Passage to read.
PML-N, fresh elections, coalition partners

The majority of Pakistan Muslim League Nawaz (PML-N) leaders have favoured the organisation of fresh elections immediately amid confusion among the coalition partners of the present government, citing sources, ARY News reported on Thursday.

After the rejection of the International Monetary Fund (IMF) for giving another tranche of loan to Pakistan, confusion persisted among the coalition partners over the completion of the assembly’s tenure but the majority of the PML-N leaders favoured the immediate organisation of the elections.

Sources told ARY News that the majority of the PML-N leaders adopted a stance that a decision should be made for early elections instead of hiking the prices of the petroleum products, otherwise, it will dent the popularity of the ruling party among the masses. They added that it will be an unpopular decision for the PML-N if it accepts the IMF conditions.

Task statement.
In one to three sentences, explain from the news item on PML-N and fresh elections why most of the party's leaders wanted a decision on early elections rather than higher petroleum prices.

Data supplied.

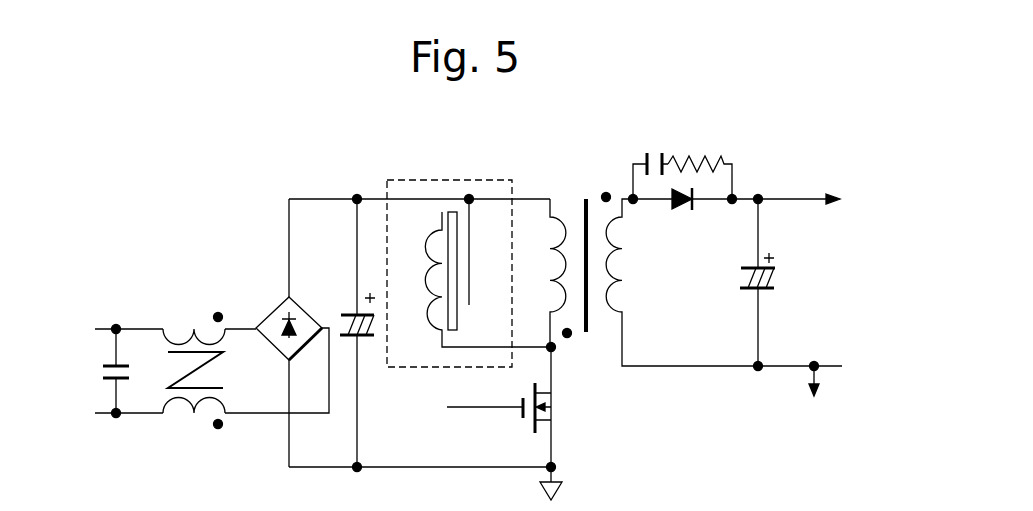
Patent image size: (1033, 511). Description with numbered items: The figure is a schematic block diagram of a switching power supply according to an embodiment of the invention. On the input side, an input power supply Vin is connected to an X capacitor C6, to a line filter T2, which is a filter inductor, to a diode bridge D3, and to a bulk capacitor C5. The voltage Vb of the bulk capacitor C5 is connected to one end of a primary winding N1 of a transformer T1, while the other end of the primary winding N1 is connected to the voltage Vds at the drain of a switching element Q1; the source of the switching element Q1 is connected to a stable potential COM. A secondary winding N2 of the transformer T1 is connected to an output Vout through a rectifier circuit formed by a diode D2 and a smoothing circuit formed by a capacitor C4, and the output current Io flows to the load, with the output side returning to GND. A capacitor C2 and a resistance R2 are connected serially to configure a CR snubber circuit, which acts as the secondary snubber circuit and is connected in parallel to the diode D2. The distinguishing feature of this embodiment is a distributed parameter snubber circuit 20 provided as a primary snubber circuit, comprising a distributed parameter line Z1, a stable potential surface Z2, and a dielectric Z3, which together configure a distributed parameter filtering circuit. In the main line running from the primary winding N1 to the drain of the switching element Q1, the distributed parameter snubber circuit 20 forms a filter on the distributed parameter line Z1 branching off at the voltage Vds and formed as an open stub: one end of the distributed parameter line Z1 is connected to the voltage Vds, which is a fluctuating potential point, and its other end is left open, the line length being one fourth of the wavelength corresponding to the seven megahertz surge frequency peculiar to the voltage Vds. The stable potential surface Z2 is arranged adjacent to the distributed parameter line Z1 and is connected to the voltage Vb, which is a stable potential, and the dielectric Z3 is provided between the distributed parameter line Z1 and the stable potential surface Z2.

The distributed parameter snubber circuit 20 is at (450, 165).
The line filter T2 is at (239, 358).
The X capacitor C6 is at (112, 394).
The input power supply Vin is at (109, 371).
The diode bridge D3 is at (280, 333).
The voltage of the bulk capacitor Vb is at (419, 185).
The bulk capacitor C5 is at (365, 335).
The stable potential COM is at (425, 485).
The distributed parameter line Z1 is at (474, 279).
The stable potential surface Z2 is at (487, 252).
The dielectric Z3 is at (468, 276).
The primary winding N1 is at (541, 273).
The transformer T1 is at (587, 248).
The secondary winding N2 is at (682, 281).
The voltage of the drain Vds is at (574, 405).
The switching element Q1 is at (499, 406).
The capacitor C2 is at (651, 161).
The resistance R2 is at (700, 161).
The diode D2 is at (695, 214).
The output current Io is at (784, 181).
The capacitor C4 is at (770, 282).
The output Vout is at (814, 321).
The output ground GND is at (775, 383).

Full answer.
Most PML-N leaders felt that raising petroleum prices would hurt the ruling party's popularity with the public. They also thought that accepting the IMF conditions would be an unpopular decision for the PML-N.